#### EXERCISE TASK
Each line containing the word "title" must be collected.

#### ENTRIES SHOWN
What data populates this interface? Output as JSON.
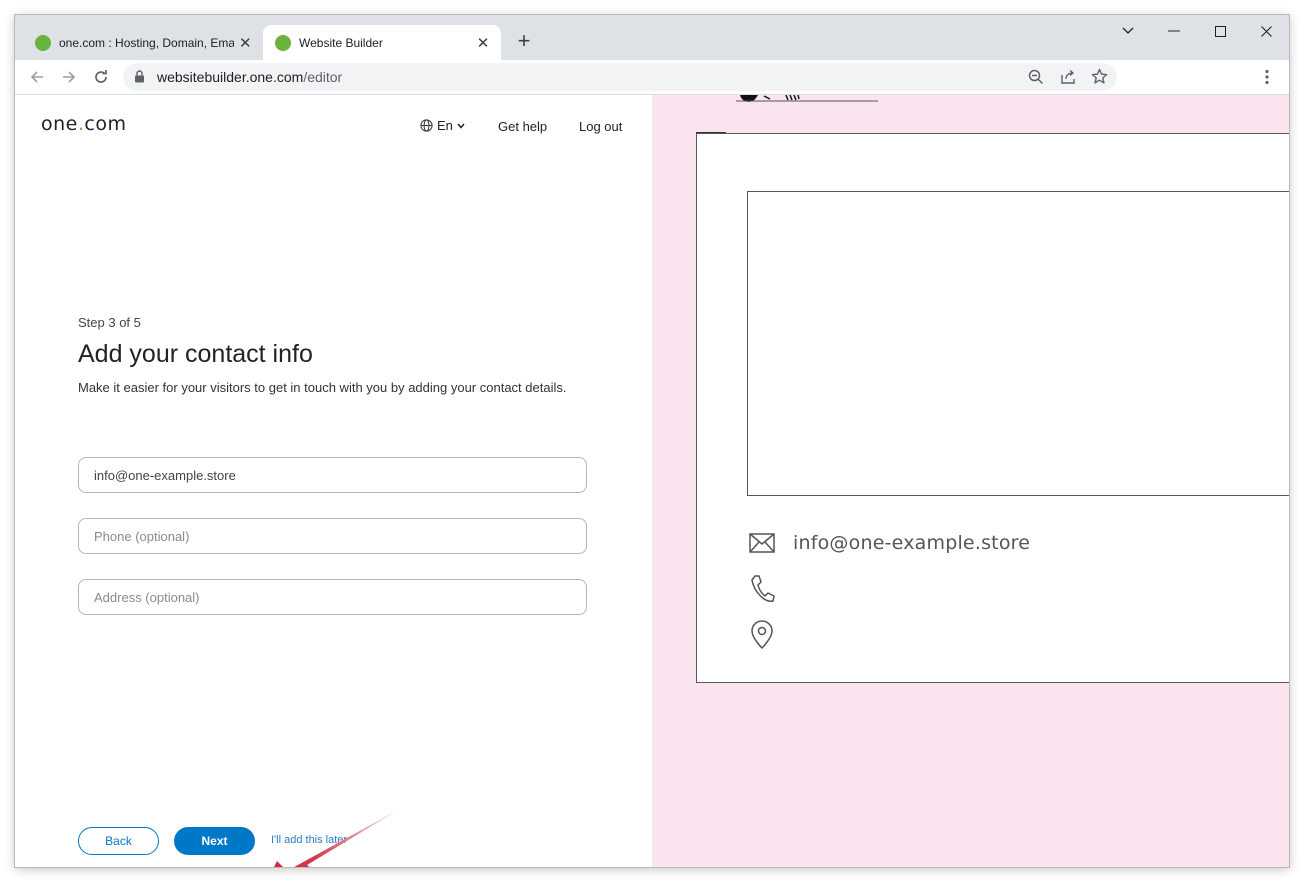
{
  "browser": {
    "tabs": [
      {
        "title": "one.com : Hosting, Domain, Email",
        "active": false
      },
      {
        "title": "Website Builder",
        "active": true
      }
    ],
    "url_host": "websitebuilder.one.com",
    "url_path": "/editor"
  },
  "header": {
    "logo_left": "one",
    "logo_dot": ".",
    "logo_right": "com",
    "language": "En",
    "help": "Get help",
    "logout": "Log out"
  },
  "form": {
    "step": "Step 3 of 5",
    "title": "Add your contact info",
    "description": "Make it easier for your visitors to get in touch with you by adding your contact details.",
    "email_value": "info@one-example.store",
    "phone_placeholder": "Phone (optional)",
    "address_placeholder": "Address (optional)",
    "back": "Back",
    "next": "Next",
    "later": "I'll add this later"
  },
  "preview": {
    "email": "info@one-example.store",
    "background_color": "#f9e4ef"
  },
  "colors": {
    "accent": "#0078c8",
    "brand_green": "#6cb33e",
    "arrow": "#c8102e"
  }
}
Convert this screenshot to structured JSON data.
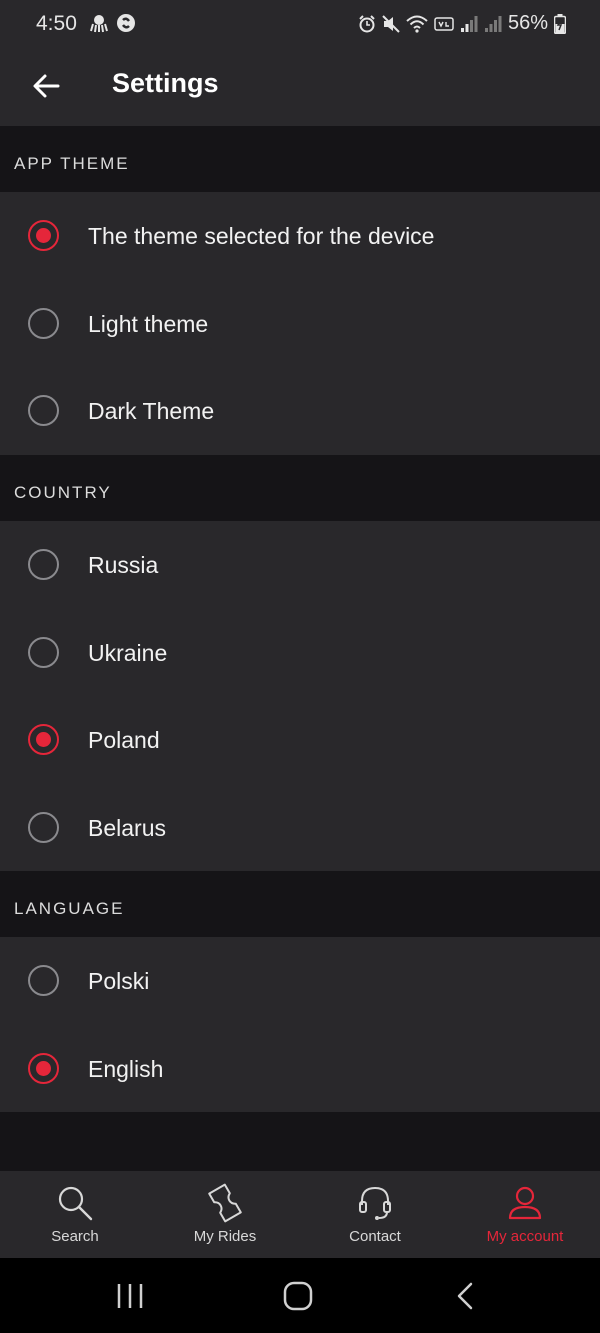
{
  "status_bar": {
    "time": "4:50",
    "battery": "56%",
    "icons": [
      "octopus-icon",
      "shazam-icon",
      "alarm-icon",
      "mute-icon",
      "wifi-icon",
      "volte-icon",
      "signal-icon",
      "signal-icon",
      "battery-charging-icon"
    ]
  },
  "header": {
    "title": "Settings",
    "back_icon": "arrow-left-icon"
  },
  "sections": {
    "app_theme": {
      "title": "APP THEME",
      "options": [
        {
          "label": "The theme selected for the device",
          "selected": true
        },
        {
          "label": "Light theme",
          "selected": false
        },
        {
          "label": "Dark Theme",
          "selected": false
        }
      ]
    },
    "country": {
      "title": "COUNTRY",
      "options": [
        {
          "label": "Russia",
          "selected": false
        },
        {
          "label": "Ukraine",
          "selected": false
        },
        {
          "label": "Poland",
          "selected": true
        },
        {
          "label": "Belarus",
          "selected": false
        }
      ]
    },
    "language": {
      "title": "LANGUAGE",
      "options": [
        {
          "label": "Polski",
          "selected": false
        },
        {
          "label": "English",
          "selected": true
        }
      ]
    }
  },
  "bottom_nav": {
    "items": [
      {
        "label": "Search",
        "icon": "search-icon",
        "active": false
      },
      {
        "label": "My Rides",
        "icon": "ticket-icon",
        "active": false
      },
      {
        "label": "Contact",
        "icon": "headset-icon",
        "active": false
      },
      {
        "label": "My account",
        "icon": "user-icon",
        "active": true
      }
    ]
  },
  "system_nav": [
    "recent-apps-icon",
    "home-icon",
    "back-icon"
  ],
  "colors": {
    "accent": "#e5263a",
    "surface": "#29282b",
    "background": "#151417",
    "radio_unchecked": "#8a8a8e"
  }
}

#### WRITTEN REPLY
        "title": "one.com : Hosting, Domain, Email",
        "title": "Website Builder",
    "title": "Add your contact info",
    "title": "Settings",
      "title": "APP THEME",
      "title": "COUNTRY",
      "title": "LANGUAGE",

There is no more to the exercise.